Extracted records:
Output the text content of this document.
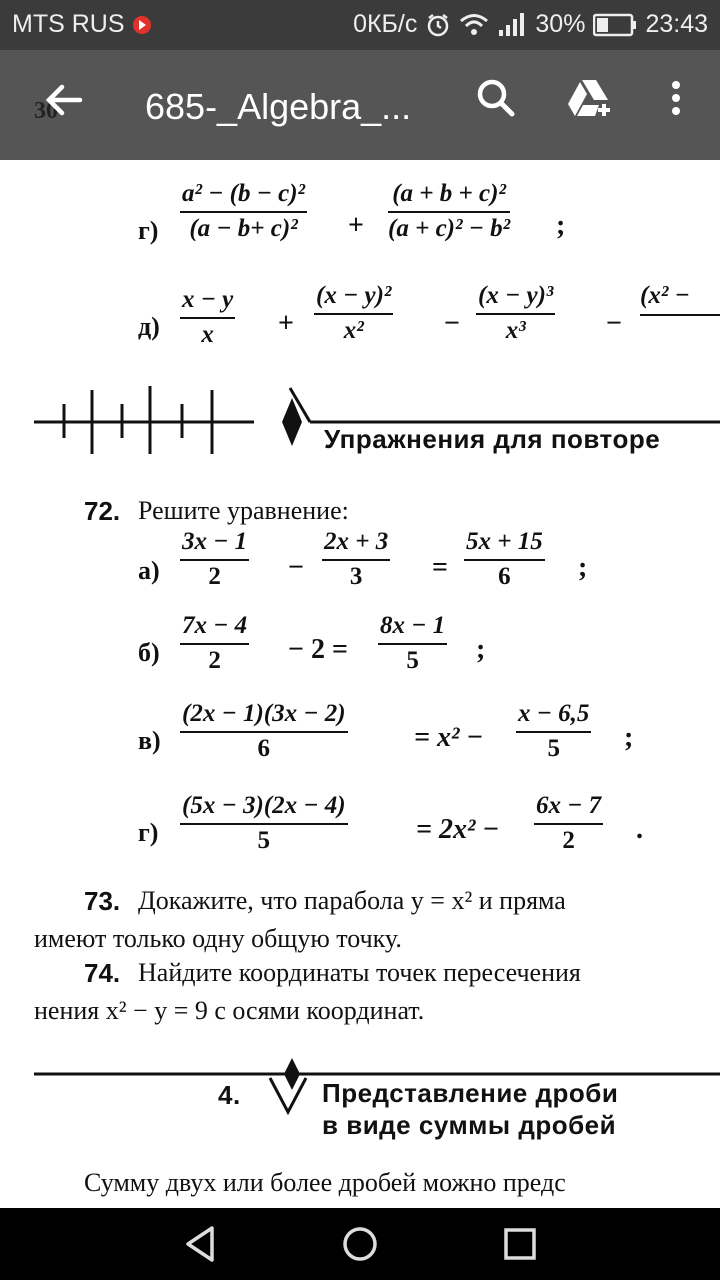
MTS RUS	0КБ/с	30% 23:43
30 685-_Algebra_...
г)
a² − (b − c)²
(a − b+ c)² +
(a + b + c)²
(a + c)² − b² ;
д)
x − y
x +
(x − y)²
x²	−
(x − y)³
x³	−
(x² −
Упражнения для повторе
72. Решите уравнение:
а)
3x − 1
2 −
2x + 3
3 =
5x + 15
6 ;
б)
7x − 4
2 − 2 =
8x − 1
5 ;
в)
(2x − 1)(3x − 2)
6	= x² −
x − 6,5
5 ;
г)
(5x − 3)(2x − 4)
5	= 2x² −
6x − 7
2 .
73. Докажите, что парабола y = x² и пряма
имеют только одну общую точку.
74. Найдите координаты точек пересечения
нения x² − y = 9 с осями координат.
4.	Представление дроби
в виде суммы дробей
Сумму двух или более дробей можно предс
==
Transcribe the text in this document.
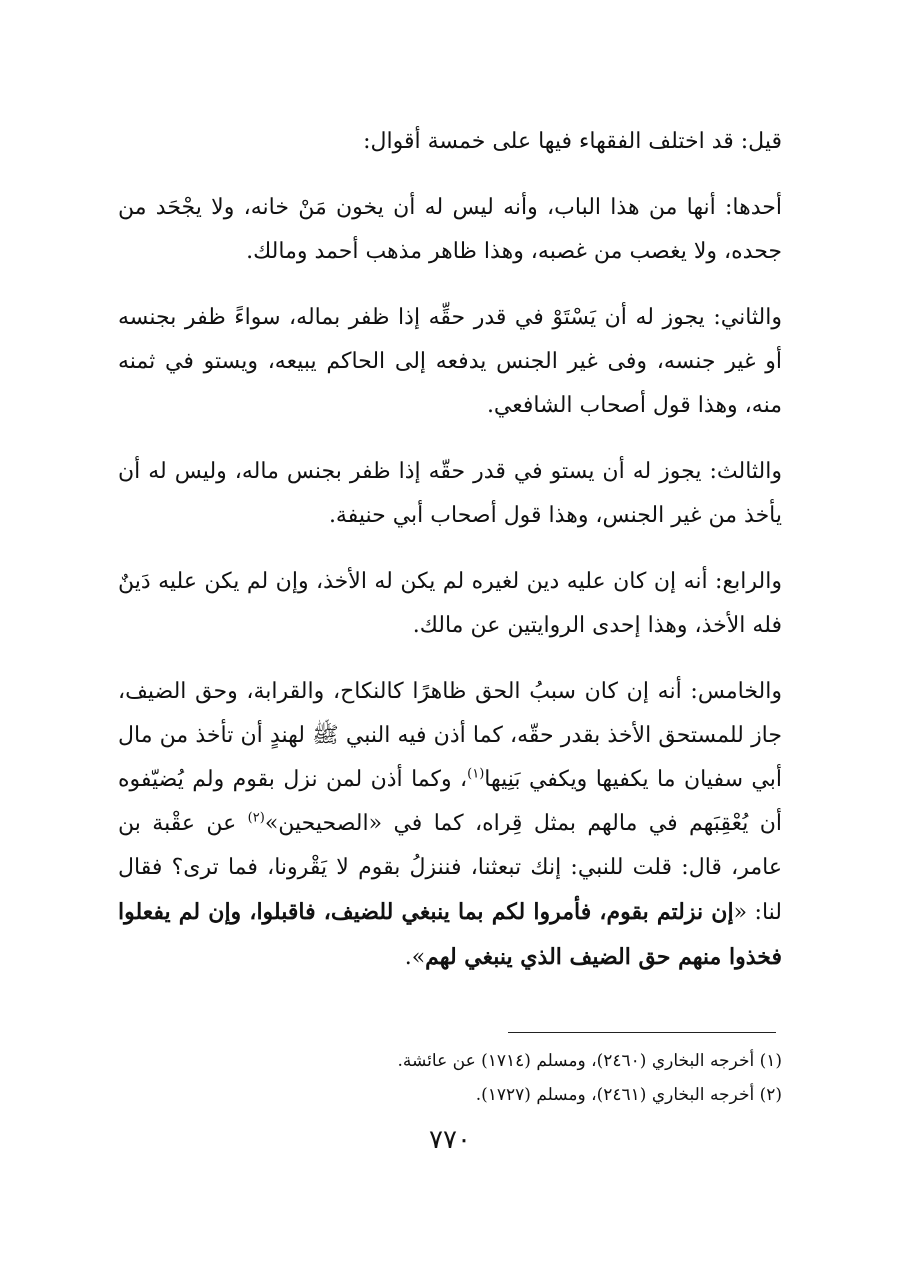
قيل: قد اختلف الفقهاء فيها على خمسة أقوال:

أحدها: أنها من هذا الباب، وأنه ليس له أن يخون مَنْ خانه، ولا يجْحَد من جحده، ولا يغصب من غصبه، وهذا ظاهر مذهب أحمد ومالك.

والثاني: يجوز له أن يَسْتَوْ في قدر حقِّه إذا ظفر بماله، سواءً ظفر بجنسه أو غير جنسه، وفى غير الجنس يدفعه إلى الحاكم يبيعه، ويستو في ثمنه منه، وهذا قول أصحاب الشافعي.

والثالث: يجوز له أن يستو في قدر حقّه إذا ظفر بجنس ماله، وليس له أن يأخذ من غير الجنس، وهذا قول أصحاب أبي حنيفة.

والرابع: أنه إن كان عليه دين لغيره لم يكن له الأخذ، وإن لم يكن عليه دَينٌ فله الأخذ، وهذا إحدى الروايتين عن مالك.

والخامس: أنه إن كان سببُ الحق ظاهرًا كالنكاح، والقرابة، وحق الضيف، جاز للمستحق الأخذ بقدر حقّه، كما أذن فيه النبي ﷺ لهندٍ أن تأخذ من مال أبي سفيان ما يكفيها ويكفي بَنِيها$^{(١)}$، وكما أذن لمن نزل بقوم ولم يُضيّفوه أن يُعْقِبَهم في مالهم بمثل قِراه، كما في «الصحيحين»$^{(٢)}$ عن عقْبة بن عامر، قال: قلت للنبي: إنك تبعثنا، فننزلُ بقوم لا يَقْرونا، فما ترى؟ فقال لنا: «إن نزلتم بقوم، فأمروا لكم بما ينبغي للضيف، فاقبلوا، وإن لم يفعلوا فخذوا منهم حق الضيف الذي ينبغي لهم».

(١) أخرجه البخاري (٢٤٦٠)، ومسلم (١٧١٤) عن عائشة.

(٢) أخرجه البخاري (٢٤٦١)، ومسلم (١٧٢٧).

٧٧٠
...
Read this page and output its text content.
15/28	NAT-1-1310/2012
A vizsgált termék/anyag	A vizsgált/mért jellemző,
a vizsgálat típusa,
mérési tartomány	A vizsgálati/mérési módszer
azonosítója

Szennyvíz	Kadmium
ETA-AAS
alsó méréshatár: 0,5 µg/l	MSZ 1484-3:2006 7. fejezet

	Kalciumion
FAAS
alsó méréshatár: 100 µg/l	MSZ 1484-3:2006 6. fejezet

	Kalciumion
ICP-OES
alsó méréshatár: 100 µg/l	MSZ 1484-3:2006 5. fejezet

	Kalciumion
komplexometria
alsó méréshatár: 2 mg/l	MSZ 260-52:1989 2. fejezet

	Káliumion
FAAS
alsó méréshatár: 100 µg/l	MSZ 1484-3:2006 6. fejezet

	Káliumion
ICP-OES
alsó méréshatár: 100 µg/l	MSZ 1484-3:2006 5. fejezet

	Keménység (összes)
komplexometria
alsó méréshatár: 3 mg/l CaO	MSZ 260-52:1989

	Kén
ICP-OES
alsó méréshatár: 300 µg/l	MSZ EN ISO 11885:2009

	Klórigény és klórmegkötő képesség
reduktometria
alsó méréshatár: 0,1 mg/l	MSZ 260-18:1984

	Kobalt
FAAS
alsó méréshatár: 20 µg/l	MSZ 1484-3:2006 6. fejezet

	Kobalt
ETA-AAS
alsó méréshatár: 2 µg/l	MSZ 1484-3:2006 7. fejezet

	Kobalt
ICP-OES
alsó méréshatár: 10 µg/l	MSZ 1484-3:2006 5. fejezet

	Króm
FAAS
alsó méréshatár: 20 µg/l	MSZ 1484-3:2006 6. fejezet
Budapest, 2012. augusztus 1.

> **THE PROBLEM**
Filter the records above and return every line that holds the word "document".

> **RESPONSE**
Output the text content of this document.
Transcribe the text in this document.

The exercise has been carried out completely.